In the data, extract each line that holds the string "this".

begin

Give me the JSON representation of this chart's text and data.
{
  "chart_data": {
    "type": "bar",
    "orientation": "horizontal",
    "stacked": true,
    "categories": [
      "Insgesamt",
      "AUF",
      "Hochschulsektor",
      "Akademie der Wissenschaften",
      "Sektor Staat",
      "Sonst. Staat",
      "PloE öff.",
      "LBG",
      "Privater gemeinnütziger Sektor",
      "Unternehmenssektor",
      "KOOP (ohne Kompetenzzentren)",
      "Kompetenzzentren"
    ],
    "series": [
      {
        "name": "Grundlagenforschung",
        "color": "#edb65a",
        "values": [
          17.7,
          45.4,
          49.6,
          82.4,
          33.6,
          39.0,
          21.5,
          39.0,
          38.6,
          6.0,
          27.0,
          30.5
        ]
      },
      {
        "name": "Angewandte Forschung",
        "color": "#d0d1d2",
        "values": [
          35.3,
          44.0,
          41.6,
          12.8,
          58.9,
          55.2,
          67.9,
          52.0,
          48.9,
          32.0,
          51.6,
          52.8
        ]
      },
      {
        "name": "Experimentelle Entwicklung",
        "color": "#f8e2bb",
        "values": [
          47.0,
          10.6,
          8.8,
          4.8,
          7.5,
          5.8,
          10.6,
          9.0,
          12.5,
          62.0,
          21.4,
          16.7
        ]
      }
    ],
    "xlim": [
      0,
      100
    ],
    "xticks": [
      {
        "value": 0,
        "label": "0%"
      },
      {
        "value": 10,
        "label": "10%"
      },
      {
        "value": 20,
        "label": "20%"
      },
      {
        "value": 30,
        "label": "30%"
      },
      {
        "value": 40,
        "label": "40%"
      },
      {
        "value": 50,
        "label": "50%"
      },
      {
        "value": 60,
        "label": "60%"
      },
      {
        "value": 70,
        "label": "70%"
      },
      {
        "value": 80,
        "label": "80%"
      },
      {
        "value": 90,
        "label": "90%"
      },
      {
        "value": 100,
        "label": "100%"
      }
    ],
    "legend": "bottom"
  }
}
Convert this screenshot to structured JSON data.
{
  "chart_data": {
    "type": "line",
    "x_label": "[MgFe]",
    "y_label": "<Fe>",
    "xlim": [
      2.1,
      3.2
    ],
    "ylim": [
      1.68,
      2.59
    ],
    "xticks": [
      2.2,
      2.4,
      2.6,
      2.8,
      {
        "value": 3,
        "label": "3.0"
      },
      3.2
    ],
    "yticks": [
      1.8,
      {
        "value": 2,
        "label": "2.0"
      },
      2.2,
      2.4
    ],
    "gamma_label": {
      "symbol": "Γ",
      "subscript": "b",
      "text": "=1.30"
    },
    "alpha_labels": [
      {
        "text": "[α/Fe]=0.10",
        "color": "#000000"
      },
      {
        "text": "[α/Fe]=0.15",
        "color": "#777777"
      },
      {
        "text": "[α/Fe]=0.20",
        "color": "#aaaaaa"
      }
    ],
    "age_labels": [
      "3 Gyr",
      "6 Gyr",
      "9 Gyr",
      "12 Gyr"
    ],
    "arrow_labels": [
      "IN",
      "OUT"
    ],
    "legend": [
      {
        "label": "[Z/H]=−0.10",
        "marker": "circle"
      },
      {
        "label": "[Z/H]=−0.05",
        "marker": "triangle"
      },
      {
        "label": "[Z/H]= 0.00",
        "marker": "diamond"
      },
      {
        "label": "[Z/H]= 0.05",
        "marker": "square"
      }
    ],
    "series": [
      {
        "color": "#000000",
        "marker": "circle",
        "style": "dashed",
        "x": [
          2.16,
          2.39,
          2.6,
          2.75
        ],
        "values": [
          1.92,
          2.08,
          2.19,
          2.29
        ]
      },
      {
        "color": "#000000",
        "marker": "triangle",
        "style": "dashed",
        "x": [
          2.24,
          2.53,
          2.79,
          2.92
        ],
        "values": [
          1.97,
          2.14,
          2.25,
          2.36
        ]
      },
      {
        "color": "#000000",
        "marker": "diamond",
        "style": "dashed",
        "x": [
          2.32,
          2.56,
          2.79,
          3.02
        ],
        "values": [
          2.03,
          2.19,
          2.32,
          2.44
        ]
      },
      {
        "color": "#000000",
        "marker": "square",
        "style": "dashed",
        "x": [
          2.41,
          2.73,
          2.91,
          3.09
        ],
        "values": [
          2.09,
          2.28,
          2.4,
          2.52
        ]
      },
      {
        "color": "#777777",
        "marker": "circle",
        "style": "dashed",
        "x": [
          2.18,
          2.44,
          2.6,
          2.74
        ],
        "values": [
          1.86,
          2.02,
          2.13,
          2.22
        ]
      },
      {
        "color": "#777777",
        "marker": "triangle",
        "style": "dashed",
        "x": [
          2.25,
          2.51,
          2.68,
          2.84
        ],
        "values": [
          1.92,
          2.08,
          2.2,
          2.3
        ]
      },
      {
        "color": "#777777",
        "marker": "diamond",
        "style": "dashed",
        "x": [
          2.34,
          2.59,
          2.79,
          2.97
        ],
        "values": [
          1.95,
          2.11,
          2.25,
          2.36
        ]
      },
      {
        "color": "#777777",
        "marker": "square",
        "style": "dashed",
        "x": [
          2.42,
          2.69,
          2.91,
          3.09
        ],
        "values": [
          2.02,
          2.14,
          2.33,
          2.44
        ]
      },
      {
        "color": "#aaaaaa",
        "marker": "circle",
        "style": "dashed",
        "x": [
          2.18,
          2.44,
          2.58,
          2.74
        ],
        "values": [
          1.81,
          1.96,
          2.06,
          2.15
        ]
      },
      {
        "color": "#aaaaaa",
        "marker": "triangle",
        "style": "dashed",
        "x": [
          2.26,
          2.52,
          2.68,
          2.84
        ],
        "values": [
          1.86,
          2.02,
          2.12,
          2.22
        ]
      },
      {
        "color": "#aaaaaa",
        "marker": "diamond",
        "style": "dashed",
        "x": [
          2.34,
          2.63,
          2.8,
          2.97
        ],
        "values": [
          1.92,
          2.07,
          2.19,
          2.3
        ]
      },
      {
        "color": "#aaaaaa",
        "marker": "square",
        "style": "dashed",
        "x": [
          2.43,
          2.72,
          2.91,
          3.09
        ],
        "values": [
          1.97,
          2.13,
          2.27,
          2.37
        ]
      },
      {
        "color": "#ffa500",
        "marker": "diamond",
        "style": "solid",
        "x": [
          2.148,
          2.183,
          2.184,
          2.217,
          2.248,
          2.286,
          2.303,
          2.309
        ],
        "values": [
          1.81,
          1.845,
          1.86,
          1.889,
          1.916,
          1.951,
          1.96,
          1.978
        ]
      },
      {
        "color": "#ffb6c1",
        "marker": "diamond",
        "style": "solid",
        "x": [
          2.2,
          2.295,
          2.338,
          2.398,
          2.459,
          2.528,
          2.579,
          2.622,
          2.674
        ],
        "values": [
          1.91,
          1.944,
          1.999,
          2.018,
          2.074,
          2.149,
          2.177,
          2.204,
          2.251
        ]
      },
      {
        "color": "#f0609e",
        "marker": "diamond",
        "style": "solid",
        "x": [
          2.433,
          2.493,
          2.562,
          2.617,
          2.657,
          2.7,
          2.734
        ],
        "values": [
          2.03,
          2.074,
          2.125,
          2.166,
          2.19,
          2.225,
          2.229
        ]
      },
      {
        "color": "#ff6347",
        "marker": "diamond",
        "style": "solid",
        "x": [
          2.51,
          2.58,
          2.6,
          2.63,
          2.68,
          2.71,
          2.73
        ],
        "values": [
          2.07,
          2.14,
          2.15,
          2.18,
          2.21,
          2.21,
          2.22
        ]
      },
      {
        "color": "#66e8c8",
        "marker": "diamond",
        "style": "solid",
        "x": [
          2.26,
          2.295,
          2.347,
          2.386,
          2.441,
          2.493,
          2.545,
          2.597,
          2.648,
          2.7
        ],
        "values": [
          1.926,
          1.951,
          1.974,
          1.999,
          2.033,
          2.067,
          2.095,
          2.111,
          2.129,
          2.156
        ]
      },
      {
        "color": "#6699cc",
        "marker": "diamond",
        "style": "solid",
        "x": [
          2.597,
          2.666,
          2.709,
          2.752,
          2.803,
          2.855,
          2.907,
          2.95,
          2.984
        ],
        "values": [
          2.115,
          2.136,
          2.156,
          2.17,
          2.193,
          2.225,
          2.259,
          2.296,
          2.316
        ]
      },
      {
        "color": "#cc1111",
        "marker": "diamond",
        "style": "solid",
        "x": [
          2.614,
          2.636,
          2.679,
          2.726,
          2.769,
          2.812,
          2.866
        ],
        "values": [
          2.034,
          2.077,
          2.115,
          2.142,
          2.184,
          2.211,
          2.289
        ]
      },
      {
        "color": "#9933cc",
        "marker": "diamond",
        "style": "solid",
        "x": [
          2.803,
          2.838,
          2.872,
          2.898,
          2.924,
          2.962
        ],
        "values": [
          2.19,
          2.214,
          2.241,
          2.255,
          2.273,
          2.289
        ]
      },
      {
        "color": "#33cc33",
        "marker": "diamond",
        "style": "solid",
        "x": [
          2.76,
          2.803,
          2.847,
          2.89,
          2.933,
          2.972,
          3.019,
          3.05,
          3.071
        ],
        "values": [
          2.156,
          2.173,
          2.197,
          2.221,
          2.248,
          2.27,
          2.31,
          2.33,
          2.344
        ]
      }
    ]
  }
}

end

▸ **COMPLETE ANSWER**
Give me the JSON representation of this chart's text and data.
Convert this screenshot to structured JSON data.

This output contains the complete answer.